• Short exercise: Gather, from the data below, each line in which the word "Derivatives" occurs.

--------------------------------------------------

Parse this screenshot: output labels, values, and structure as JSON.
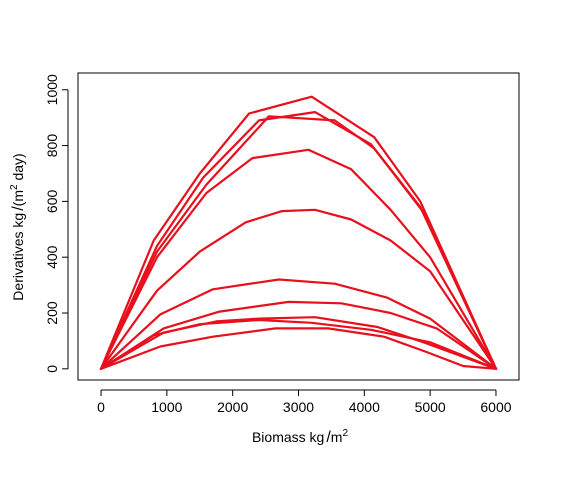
{
  "chart_data": {
    "type": "line",
    "title": "",
    "xlabel": "Biomass kg/m²",
    "xlabel_parts": {
      "main": "Biomass kg",
      "slash": "/",
      "base": "m",
      "sup": "2"
    },
    "ylabel": "Derivatives kg/(m² day)",
    "ylabel_parts": {
      "main": "Derivatives kg",
      "slash": "/",
      "open": "(",
      "base": "m",
      "sup": "2",
      "rest": " day)"
    },
    "xlim": [
      -350,
      6350
    ],
    "ylim": [
      -40,
      1060
    ],
    "xticks": [
      0,
      1000,
      2000,
      3000,
      4000,
      5000,
      6000
    ],
    "yticks": [
      0,
      200,
      400,
      600,
      800,
      1000
    ],
    "xtick_labels": [
      "0",
      "1000",
      "2000",
      "3000",
      "4000",
      "5000",
      "6000"
    ],
    "ytick_labels": [
      "0",
      "200",
      "400",
      "600",
      "800",
      "1000"
    ],
    "grid": false,
    "line_color": "#e8101c",
    "series": [
      {
        "x": [
          0,
          800,
          1500,
          2250,
          3200,
          4150,
          4850,
          6000
        ],
        "y": [
          0,
          460,
          700,
          915,
          975,
          830,
          600,
          0
        ]
      },
      {
        "x": [
          0,
          850,
          1550,
          2400,
          3250,
          4100,
          4850,
          6000
        ],
        "y": [
          0,
          440,
          685,
          890,
          920,
          805,
          580,
          0
        ]
      },
      {
        "x": [
          0,
          850,
          1600,
          2550,
          3550,
          4150,
          4900,
          6000
        ],
        "y": [
          0,
          420,
          660,
          905,
          890,
          790,
          560,
          0
        ]
      },
      {
        "x": [
          0,
          850,
          1600,
          2300,
          3150,
          3800,
          4400,
          5000,
          6000
        ],
        "y": [
          0,
          400,
          630,
          755,
          785,
          715,
          570,
          400,
          0
        ]
      },
      {
        "x": [
          0,
          850,
          1500,
          2200,
          2750,
          3250,
          3800,
          4400,
          5000,
          6000
        ],
        "y": [
          0,
          280,
          420,
          525,
          565,
          570,
          535,
          460,
          350,
          0
        ]
      },
      {
        "x": [
          0,
          900,
          1700,
          2700,
          3550,
          4350,
          5000,
          6000
        ],
        "y": [
          0,
          195,
          285,
          320,
          305,
          255,
          180,
          0
        ]
      },
      {
        "x": [
          0,
          950,
          1800,
          2850,
          3650,
          4400,
          5100,
          6000
        ],
        "y": [
          0,
          145,
          205,
          240,
          235,
          200,
          145,
          0
        ]
      },
      {
        "x": [
          0,
          950,
          1750,
          2400,
          3250,
          4200,
          4900,
          6000
        ],
        "y": [
          0,
          130,
          170,
          180,
          185,
          150,
          95,
          0
        ]
      },
      {
        "x": [
          0,
          800,
          1500,
          2400,
          3200,
          4100,
          5000,
          6000
        ],
        "y": [
          0,
          120,
          160,
          175,
          165,
          140,
          95,
          0
        ]
      },
      {
        "x": [
          0,
          900,
          1700,
          2650,
          3450,
          4300,
          4950,
          5500,
          6000
        ],
        "y": [
          0,
          80,
          115,
          145,
          145,
          115,
          60,
          10,
          0
        ]
      }
    ]
  }
}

--------------------------------------------------

• Task solution:
    "ylabel": "Derivatives kg/(m² day)",
      "main": "Derivatives kg",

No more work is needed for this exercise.